* START DATA SHOWN *
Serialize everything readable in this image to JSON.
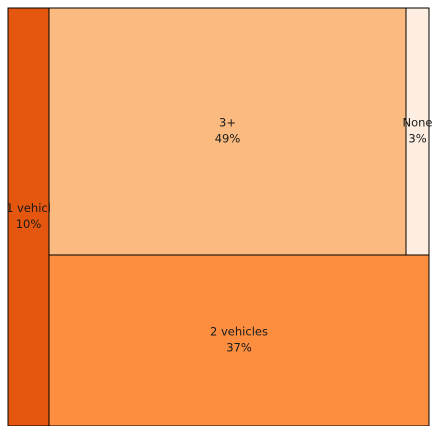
{
  "chart_data": {
    "type": "treemap",
    "title": "",
    "tiles": [
      {
        "name": "1 vehicl",
        "percent_label": "10%",
        "value": 10,
        "color": "#e5560e"
      },
      {
        "name": "3+",
        "percent_label": "49%",
        "value": 49,
        "color": "#fbbb80"
      },
      {
        "name": "None",
        "percent_label": "3%",
        "value": 3,
        "color": "#fdeee1"
      },
      {
        "name": "2 vehicles",
        "percent_label": "37%",
        "value": 37,
        "color": "#fd8e3f"
      }
    ],
    "border_color": "#000000"
  }
}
* END DATA SHOWN *
Copy the entries above faithfully and omit every image.

TASK SOLUTION:
Serialize everything readable in this image to JSON.
{
  "chart_data": {
    "type": "treemap",
    "title": "",
    "tiles": [
      {
        "name": "1 vehicl",
        "percent_label": "10%",
        "value": 10,
        "color": "#e5560e"
      },
      {
        "name": "3+",
        "percent_label": "49%",
        "value": 49,
        "color": "#fbbb80"
      },
      {
        "name": "None",
        "percent_label": "3%",
        "value": 3,
        "color": "#fdeee1"
      },
      {
        "name": "2 vehicles",
        "percent_label": "37%",
        "value": 37,
        "color": "#fd8e3f"
      }
    ],
    "border_color": "#000000"
  }
}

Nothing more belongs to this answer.